What the task requires: Write the data out again, exactly as given.

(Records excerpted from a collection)

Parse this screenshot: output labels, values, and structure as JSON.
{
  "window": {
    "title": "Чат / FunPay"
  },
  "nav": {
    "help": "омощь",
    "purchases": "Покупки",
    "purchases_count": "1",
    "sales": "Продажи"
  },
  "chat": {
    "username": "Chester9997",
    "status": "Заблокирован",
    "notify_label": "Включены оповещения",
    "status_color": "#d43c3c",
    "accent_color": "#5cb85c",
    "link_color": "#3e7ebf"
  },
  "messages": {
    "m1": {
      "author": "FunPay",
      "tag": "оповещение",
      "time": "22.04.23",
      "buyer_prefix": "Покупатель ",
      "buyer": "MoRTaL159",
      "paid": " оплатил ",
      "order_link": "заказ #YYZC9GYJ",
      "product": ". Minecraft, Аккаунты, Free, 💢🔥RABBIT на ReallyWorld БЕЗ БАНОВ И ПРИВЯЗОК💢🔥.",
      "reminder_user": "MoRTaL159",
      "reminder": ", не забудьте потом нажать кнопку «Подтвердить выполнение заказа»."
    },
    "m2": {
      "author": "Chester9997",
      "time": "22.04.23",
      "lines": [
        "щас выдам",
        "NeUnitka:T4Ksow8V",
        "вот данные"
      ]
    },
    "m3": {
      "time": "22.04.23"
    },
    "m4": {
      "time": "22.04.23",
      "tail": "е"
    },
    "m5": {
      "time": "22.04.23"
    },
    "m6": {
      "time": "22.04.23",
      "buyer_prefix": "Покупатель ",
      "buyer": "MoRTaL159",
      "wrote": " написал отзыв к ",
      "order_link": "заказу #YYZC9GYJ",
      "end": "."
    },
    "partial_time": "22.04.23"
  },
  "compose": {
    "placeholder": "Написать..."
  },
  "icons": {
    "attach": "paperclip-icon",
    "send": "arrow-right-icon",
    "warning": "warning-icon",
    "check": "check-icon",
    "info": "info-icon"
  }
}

Reply:
Parse this screenshot: output labels, values, and structure as JSON.
{
  "window": {
    "title": "Чат / FunPay"
  },
  "nav": {
    "help": "омощь",
    "purchases": "Покупки",
    "purchases_count": "1",
    "sales": "Продажи"
  },
  "chat": {
    "username": "Chester9997",
    "status": "Заблокирован",
    "notify_label": "Включены оповещения",
    "status_color": "#d43c3c",
    "accent_color": "#5cb85c",
    "link_color": "#3e7ebf"
  },
  "messages": {
    "m1": {
      "author": "FunPay",
      "tag": "оповещение",
      "time": "22.04.23",
      "buyer_prefix": "Покупатель ",
      "buyer": "MoRTaL159",
      "paid": " оплатил ",
      "order_link": "заказ #YYZC9GYJ",
      "product": ". Minecraft, Аккаунты, Free, 💢🔥RABBIT на ReallyWorld БЕЗ БАНОВ И ПРИВЯЗОК💢🔥.",
      "reminder_user": "MoRTaL159",
      "reminder": ", не забудьте потом нажать кнопку «Подтвердить выполнение заказа»."
    },
    "m2": {
      "author": "Chester9997",
      "time": "22.04.23",
      "lines": [
        "щас выдам",
        "NeUnitka:T4Ksow8V",
        "вот данные"
      ]
    },
    "m3": {
      "time": "22.04.23"
    },
    "m4": {
      "time": "22.04.23",
      "tail": "е"
    },
    "m5": {
      "time": "22.04.23"
    },
    "m6": {
      "time": "22.04.23",
      "buyer_prefix": "Покупатель ",
      "buyer": "MoRTaL159",
      "wrote": " написал отзыв к ",
      "order_link": "заказу #YYZC9GYJ",
      "end": "."
    },
    "partial_time": "22.04.23"
  },
  "compose": {
    "placeholder": "Написать..."
  },
  "icons": {
    "attach": "paperclip-icon",
    "send": "arrow-right-icon",
    "warning": "warning-icon",
    "check": "check-icon",
    "info": "info-icon"
  }
}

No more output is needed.